__Work to be completed__: Begin at the line containing "Type out the text in this image." and give again every line to the end of the records, exactly, without the pictures.

+ + +

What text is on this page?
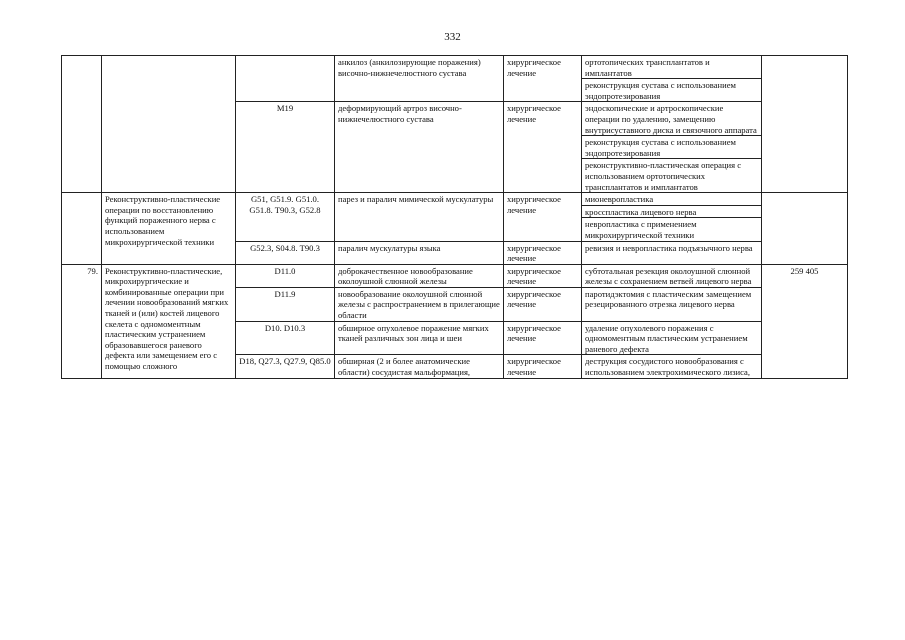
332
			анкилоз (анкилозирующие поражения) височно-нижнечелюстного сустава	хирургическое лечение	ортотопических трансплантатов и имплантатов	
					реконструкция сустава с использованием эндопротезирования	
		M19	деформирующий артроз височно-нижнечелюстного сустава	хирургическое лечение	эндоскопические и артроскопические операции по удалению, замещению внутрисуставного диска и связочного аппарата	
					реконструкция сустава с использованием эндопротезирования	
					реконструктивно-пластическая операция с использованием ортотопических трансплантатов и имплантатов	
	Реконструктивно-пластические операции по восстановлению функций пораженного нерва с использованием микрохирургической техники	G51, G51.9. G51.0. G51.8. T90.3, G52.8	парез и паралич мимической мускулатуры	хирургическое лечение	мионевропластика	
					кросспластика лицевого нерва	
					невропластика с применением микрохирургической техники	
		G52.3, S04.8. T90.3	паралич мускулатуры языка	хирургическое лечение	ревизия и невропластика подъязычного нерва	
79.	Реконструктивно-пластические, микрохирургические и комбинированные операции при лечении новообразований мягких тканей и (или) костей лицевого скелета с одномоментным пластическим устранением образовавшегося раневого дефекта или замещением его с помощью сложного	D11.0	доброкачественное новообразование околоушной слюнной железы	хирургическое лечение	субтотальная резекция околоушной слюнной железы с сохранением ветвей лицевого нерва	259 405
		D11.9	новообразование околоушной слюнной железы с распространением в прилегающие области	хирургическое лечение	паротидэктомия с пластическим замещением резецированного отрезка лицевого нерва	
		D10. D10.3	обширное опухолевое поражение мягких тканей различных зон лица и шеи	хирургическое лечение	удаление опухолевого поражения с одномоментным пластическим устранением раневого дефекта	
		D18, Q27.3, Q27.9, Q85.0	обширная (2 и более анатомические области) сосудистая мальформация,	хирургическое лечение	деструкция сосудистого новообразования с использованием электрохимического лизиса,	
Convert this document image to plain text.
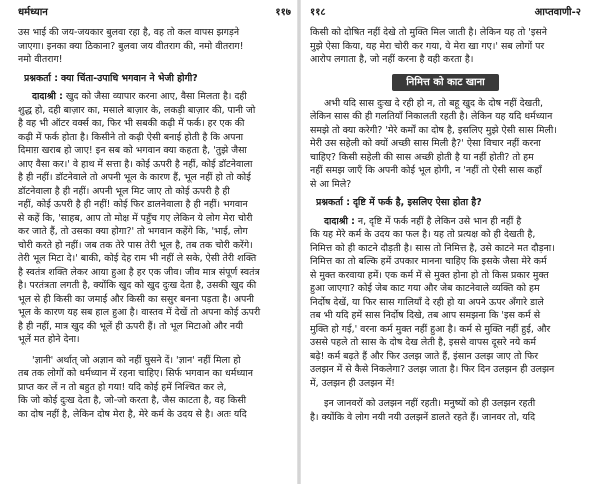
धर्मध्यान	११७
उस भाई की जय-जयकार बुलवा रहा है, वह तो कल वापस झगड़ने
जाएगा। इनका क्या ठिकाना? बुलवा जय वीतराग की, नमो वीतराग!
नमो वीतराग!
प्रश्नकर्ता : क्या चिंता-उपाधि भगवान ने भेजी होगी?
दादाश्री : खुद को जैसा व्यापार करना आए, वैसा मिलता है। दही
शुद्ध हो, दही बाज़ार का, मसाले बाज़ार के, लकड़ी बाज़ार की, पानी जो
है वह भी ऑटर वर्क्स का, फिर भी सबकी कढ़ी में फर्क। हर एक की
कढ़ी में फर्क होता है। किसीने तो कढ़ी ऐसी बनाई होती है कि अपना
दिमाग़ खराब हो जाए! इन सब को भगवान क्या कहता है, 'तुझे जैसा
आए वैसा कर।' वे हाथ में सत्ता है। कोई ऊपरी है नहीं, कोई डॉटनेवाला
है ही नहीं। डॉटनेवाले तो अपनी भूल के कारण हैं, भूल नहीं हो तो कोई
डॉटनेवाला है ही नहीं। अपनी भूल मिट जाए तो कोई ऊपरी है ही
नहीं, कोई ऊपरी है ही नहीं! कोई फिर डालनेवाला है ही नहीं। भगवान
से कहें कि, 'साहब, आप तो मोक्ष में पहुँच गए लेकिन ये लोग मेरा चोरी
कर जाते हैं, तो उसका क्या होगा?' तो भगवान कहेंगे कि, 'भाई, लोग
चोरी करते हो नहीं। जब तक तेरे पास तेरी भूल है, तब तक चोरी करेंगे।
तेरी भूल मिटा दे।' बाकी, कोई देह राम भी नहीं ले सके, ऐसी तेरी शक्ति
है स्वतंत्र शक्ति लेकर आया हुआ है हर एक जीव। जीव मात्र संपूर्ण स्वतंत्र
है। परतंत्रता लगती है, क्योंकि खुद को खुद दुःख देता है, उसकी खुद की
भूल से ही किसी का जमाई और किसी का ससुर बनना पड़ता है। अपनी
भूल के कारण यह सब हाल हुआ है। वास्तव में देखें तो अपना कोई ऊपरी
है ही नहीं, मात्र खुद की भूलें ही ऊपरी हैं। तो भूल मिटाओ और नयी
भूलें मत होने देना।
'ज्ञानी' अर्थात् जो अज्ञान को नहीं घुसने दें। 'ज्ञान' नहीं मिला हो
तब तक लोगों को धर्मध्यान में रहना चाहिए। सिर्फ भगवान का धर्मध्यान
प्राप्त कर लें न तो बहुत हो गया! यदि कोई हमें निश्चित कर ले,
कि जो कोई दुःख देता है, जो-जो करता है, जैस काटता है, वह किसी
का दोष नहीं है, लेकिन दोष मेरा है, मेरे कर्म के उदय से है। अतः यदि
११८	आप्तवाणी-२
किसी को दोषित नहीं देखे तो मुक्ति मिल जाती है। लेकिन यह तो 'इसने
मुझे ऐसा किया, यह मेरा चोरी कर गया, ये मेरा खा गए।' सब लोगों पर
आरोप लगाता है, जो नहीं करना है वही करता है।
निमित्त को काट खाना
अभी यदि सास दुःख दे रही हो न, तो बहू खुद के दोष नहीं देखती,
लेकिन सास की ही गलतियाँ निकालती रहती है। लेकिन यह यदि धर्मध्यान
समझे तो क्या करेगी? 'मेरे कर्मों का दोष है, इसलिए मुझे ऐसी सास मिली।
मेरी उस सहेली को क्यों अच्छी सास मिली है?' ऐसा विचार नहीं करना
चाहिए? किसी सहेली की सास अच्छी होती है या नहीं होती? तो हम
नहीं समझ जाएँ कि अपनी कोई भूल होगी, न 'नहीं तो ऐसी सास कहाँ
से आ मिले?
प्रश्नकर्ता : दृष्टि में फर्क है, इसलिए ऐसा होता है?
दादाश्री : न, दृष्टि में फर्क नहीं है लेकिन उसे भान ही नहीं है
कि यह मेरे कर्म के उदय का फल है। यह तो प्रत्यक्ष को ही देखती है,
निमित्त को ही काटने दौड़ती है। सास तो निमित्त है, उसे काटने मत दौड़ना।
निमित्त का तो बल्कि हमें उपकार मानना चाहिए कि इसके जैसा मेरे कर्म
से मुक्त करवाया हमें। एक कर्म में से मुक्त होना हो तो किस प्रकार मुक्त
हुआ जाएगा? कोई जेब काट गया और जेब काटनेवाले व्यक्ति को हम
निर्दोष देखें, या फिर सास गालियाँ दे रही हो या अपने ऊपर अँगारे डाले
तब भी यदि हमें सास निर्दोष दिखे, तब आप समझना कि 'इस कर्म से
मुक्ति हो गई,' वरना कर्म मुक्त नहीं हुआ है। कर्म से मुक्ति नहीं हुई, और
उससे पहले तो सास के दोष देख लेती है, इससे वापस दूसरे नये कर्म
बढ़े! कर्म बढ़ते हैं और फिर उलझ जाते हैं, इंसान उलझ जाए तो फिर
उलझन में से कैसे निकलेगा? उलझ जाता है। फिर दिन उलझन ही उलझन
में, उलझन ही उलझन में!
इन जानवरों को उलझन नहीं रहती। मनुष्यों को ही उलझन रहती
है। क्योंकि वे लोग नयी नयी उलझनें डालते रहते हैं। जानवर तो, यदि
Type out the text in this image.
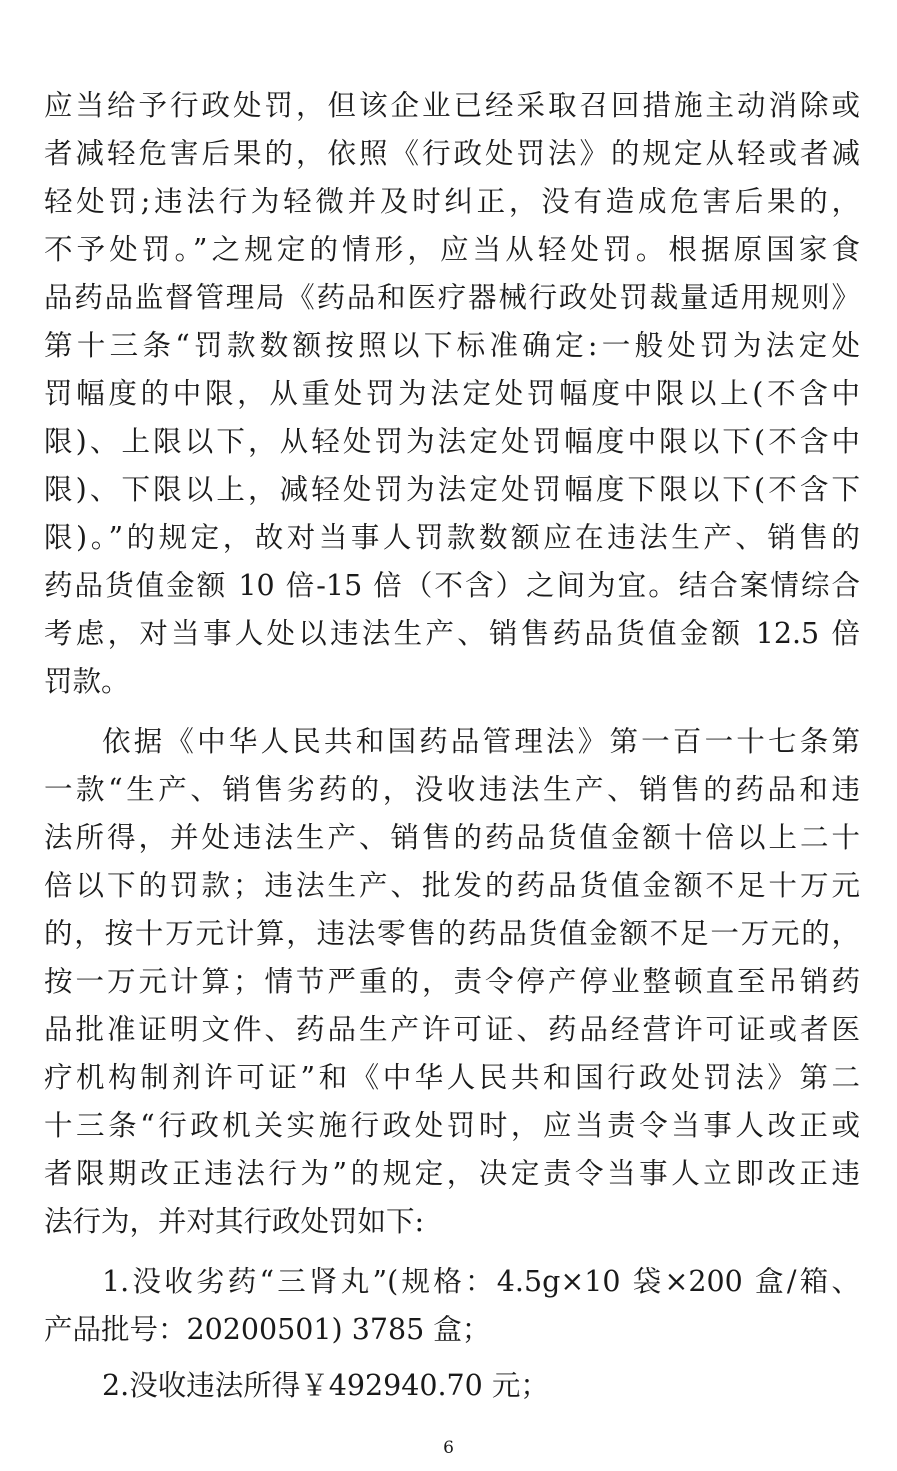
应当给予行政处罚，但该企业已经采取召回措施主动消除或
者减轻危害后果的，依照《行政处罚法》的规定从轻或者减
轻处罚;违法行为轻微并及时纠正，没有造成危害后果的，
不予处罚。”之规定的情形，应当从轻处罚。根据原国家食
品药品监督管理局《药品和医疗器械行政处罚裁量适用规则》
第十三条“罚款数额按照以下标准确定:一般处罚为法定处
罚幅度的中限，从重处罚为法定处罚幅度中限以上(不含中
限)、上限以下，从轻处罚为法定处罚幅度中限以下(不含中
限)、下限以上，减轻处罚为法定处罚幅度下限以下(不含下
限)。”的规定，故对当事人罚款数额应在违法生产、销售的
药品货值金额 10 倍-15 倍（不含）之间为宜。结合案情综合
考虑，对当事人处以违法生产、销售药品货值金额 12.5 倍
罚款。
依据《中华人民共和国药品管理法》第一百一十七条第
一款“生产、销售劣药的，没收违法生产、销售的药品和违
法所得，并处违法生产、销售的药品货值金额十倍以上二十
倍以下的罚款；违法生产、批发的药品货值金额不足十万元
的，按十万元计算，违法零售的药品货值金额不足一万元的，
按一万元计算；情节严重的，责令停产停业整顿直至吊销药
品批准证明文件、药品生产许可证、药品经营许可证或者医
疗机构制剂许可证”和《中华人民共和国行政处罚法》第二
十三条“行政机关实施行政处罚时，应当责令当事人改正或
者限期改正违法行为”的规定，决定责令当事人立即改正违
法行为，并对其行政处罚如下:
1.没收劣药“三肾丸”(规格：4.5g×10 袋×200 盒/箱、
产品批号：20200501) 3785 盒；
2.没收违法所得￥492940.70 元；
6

+ + +

__Answer to this task__:
Type out the text in this image.
应当给予行政处罚，但该企业已经采取召回措施主动消除或
者减轻危害后果的，依照《行政处罚法》的规定从轻或者减
轻处罚;违法行为轻微并及时纠正，没有造成危害后果的，
不予处罚。”之规定的情形，应当从轻处罚。根据原国家食
品药品监督管理局《药品和医疗器械行政处罚裁量适用规则》
第十三条“罚款数额按照以下标准确定:一般处罚为法定处
罚幅度的中限，从重处罚为法定处罚幅度中限以上(不含中
限)、上限以下，从轻处罚为法定处罚幅度中限以下(不含中
限)、下限以上，减轻处罚为法定处罚幅度下限以下(不含下
限)。”的规定，故对当事人罚款数额应在违法生产、销售的
药品货值金额 10 倍-15 倍（不含）之间为宜。结合案情综合
考虑，对当事人处以违法生产、销售药品货值金额 12.5 倍
罚款。
依据《中华人民共和国药品管理法》第一百一十七条第
一款“生产、销售劣药的，没收违法生产、销售的药品和违
法所得，并处违法生产、销售的药品货值金额十倍以上二十
倍以下的罚款；违法生产、批发的药品货值金额不足十万元
的，按十万元计算，违法零售的药品货值金额不足一万元的，
按一万元计算；情节严重的，责令停产停业整顿直至吊销药
品批准证明文件、药品生产许可证、药品经营许可证或者医
疗机构制剂许可证”和《中华人民共和国行政处罚法》第二
十三条“行政机关实施行政处罚时，应当责令当事人改正或
者限期改正违法行为”的规定，决定责令当事人立即改正违
法行为，并对其行政处罚如下:
1.没收劣药“三肾丸”(规格：4.5g×10 袋×200 盒/箱、
产品批号：20200501) 3785 盒；
2.没收违法所得￥492940.70 元；
6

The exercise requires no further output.